Top of Records for the exercise

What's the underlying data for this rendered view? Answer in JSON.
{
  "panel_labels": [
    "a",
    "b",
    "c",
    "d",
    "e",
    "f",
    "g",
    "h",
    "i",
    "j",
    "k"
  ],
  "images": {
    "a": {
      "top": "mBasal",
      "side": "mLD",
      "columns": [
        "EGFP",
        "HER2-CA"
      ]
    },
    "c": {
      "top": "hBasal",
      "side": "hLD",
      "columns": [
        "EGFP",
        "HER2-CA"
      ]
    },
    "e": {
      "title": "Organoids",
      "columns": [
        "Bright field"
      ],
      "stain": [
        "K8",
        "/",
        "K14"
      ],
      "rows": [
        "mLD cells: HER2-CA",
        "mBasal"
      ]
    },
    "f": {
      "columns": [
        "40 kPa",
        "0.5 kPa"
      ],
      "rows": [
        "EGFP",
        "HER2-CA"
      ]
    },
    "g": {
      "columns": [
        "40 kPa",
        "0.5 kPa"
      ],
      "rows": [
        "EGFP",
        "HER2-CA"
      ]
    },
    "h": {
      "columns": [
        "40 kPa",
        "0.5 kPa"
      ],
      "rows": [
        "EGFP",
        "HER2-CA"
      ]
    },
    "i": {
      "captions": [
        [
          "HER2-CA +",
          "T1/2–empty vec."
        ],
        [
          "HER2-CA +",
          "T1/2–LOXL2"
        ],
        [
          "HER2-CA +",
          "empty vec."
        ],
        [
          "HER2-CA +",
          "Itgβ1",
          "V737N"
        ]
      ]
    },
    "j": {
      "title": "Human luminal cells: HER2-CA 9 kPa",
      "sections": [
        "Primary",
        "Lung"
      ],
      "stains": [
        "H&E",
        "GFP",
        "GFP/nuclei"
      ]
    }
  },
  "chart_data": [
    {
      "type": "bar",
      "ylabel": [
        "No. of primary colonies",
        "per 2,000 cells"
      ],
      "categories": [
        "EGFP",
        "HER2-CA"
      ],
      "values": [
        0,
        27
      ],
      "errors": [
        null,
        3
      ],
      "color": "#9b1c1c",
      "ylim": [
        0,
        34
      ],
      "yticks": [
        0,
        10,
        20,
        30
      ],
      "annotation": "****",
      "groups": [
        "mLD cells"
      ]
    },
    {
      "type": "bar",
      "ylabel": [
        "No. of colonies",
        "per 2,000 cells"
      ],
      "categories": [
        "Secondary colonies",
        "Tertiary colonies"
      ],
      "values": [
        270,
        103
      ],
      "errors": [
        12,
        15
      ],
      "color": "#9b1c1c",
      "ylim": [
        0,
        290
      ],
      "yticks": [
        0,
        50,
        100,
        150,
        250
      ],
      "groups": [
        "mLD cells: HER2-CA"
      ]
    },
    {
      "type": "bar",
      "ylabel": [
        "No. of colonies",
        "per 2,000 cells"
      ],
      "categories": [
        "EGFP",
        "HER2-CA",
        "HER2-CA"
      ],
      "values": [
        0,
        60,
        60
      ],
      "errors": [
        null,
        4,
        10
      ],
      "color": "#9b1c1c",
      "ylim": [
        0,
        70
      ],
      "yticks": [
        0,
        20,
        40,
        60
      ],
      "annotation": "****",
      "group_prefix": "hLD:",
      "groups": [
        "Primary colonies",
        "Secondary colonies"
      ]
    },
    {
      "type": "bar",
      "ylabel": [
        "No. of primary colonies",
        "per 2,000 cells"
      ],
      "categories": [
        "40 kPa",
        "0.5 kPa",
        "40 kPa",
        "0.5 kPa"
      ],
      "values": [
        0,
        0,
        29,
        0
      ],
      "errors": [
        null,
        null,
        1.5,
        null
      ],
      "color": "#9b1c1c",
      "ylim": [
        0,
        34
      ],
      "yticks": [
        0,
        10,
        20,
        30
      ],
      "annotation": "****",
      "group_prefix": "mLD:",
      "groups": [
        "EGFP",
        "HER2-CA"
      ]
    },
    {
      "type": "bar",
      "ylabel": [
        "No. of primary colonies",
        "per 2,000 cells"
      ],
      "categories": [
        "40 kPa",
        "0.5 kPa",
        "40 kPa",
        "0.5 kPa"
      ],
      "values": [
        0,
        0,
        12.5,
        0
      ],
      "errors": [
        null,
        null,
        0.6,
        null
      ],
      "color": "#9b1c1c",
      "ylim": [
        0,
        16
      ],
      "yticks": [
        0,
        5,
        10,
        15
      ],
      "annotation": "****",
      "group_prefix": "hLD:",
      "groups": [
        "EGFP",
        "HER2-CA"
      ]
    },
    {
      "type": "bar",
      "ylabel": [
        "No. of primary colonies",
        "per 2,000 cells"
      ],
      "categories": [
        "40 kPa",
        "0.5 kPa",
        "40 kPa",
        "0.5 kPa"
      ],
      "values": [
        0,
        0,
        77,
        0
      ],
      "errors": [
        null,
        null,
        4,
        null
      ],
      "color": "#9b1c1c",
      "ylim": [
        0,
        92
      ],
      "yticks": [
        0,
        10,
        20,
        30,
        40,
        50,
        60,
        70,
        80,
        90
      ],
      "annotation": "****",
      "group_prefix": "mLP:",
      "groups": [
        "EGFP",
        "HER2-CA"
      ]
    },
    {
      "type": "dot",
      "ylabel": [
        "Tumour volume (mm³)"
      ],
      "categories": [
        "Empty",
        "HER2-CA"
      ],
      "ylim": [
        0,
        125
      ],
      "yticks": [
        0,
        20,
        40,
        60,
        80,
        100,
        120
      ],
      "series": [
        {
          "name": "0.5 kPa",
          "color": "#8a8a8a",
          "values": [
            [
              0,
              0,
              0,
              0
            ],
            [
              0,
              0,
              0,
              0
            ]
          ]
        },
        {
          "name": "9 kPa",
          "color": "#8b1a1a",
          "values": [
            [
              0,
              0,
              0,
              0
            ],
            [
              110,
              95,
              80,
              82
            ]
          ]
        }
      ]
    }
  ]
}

Bottom of Records for the exercise

> [Task statement]:
Check each line above for the word "Secondary". Then state how many lines contain it, and nothing more.

> [Result of the exercise]:
2